* **What you should do**
In the Taylor Rowan profile, copy the part that opens with the words containing "Awards and highlights" and closes with "player (born 1987)".

Taylor Rowan

No. 6, 13, 16, 1
- Position: Kicker

Personal information
- Born: January 12, 1987 (age 39) Melbourne, Florida, U.S.
- Listed height: 6 ft 0 in (1.83 m)
- Listed weight: 190 lb (86 kg)

Career information
- High school: Melbourne (FL)
- College: Western Illinois
- NFL draft: 2009 (undrafted)

Career history
- Arkansas Twisters (2009); New York Sentinels (2009); Spokane Shock (2010–2011, 2013–2015);

Awards and highlights
- ArenaBowl champion (2010);

Career AFL statistics
- FG Made: 20
- FG Att: 37
- PAT Made: 537
- PAT Att: 614
- Total tackles: 14.5
- Stats at ArenaFan.com

= Taylor Rowan =

American football player (born 1987)

Taylor Rowan (born January 12, 1987) is an American former football placekicker. He has also played in the AF2 with the Arkansas Twisters, and played with the United Football League (UFL)'s New York Sentinels.

* **Input data**
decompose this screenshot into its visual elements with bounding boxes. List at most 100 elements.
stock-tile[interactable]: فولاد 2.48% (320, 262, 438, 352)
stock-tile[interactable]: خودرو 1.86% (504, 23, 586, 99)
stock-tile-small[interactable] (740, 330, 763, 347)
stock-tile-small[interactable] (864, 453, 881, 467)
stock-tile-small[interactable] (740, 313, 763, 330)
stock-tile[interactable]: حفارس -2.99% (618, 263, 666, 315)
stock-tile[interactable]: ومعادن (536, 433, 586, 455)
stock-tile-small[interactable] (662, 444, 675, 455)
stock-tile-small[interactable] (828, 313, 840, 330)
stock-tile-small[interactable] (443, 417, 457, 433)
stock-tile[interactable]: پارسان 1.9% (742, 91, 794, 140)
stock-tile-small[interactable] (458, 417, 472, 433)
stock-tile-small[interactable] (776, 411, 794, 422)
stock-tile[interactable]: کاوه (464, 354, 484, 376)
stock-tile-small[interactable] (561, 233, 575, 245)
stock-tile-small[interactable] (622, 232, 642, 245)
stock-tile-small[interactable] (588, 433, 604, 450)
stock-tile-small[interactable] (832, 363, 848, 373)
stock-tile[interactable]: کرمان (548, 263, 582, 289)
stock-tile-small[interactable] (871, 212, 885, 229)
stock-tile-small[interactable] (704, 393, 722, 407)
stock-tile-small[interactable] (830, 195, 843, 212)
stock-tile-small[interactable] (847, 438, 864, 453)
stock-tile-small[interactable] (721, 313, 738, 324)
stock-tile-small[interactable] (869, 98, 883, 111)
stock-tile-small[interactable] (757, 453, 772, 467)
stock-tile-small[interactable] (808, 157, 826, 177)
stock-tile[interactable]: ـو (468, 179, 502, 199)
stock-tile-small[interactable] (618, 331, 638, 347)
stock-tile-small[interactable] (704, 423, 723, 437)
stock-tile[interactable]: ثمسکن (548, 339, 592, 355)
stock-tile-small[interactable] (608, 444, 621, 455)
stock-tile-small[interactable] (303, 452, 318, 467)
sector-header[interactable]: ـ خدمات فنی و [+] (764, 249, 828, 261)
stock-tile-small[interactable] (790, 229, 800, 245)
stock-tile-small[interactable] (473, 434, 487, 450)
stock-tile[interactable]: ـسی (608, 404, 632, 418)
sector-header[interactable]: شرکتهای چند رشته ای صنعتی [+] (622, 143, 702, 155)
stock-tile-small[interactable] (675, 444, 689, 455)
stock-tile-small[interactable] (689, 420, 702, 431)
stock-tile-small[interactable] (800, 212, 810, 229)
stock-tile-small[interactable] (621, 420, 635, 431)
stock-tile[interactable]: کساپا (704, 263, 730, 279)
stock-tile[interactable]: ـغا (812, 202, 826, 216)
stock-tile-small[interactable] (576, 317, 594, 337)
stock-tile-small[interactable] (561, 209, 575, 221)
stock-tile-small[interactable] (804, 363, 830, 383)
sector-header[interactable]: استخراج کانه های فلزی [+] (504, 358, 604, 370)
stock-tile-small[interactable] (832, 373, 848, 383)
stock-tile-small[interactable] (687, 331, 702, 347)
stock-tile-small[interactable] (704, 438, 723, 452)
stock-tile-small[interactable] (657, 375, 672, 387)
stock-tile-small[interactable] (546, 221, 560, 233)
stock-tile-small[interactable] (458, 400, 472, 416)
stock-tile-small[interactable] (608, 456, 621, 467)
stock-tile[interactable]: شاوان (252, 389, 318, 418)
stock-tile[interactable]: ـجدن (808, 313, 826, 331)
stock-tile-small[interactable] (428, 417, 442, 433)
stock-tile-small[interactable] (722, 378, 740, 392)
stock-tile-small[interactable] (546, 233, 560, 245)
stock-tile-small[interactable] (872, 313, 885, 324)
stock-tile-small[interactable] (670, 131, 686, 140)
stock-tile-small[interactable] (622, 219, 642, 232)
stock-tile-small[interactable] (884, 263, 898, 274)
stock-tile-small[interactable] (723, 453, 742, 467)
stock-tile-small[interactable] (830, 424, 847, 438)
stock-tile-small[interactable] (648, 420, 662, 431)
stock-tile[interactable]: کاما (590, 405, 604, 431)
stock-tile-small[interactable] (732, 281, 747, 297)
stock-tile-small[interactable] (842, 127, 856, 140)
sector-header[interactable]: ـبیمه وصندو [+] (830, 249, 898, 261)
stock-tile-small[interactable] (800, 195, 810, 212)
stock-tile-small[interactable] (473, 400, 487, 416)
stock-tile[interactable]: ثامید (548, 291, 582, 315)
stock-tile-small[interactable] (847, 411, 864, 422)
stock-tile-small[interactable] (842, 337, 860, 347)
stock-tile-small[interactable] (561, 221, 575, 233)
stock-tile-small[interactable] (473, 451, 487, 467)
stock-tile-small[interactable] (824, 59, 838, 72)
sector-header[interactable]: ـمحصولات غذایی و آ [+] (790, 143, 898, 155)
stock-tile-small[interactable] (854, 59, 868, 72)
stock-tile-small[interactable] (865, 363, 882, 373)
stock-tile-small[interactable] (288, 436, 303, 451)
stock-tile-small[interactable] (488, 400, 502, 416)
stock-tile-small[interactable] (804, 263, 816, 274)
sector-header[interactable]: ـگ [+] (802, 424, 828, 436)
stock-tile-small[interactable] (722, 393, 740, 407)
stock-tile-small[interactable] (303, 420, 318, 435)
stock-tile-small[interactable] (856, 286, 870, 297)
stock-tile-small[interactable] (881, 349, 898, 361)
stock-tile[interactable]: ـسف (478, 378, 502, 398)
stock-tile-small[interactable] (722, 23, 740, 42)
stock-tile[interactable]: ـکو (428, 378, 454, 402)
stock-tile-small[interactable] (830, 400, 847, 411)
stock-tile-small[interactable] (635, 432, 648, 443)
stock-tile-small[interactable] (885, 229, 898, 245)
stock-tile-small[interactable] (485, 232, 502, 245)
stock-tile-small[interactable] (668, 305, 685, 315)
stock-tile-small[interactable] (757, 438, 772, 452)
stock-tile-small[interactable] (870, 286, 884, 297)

* **Reply**
Awards and highlights
- ArenaBowl champion (2010);

Career AFL statistics
- FG Made: 20
- FG Att: 37
- PAT Made: 537
- PAT Att: 614
- Total tackles: 14.5
- Stats at ArenaFan.com

= Taylor Rowan =

American football player (born 1987)